List all lines of the data that include the string "请亲们理解".

Raw records:
---

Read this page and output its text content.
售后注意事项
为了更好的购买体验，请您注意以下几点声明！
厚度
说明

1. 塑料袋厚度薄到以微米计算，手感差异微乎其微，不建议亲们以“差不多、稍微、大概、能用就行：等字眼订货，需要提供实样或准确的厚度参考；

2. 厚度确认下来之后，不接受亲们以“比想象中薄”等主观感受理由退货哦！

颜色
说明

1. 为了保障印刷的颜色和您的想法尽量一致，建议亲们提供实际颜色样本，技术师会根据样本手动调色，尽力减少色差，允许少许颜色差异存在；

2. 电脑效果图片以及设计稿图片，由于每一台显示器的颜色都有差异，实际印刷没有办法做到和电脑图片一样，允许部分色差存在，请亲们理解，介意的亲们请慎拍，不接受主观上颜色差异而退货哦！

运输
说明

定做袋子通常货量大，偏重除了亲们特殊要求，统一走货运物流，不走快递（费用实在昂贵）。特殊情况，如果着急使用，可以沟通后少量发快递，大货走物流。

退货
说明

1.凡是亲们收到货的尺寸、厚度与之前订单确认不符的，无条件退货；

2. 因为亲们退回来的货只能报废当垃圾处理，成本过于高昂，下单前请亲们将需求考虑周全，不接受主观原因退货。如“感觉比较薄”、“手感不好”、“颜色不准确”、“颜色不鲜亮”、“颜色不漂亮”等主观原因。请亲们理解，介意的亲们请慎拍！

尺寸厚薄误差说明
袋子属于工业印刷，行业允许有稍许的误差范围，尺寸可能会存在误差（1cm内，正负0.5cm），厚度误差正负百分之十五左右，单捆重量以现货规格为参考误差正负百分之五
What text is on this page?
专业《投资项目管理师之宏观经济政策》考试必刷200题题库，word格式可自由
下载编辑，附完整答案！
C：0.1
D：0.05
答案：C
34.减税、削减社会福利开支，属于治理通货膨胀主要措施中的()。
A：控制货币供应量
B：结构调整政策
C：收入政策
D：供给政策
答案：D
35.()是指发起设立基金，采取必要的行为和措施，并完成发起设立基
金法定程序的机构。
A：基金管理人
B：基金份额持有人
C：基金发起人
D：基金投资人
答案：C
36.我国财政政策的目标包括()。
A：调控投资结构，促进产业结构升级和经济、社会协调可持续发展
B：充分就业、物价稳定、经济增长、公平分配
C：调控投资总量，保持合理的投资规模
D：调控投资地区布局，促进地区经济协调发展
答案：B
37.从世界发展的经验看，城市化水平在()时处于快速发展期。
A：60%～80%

---

**EXPECTED OUTPUT**
2. 电脑效果图片以及设计稿图片，由于每一台显示器的颜色都有差异，实际印刷没有办法做到和电脑图片一样，允许部分色差存在，请亲们理解，介意的亲们请慎拍，不接受主观上颜色差异而退货哦！
2. 因为亲们退回来的货只能报废当垃圾处理，成本过于高昂，下单前请亲们将需求考虑周全，不接受主观原因退货。如“感觉比较薄”、“手感不好”、“颜色不准确”、“颜色不鲜亮”、“颜色不漂亮”等主观原因。请亲们理解，介意的亲们请慎拍！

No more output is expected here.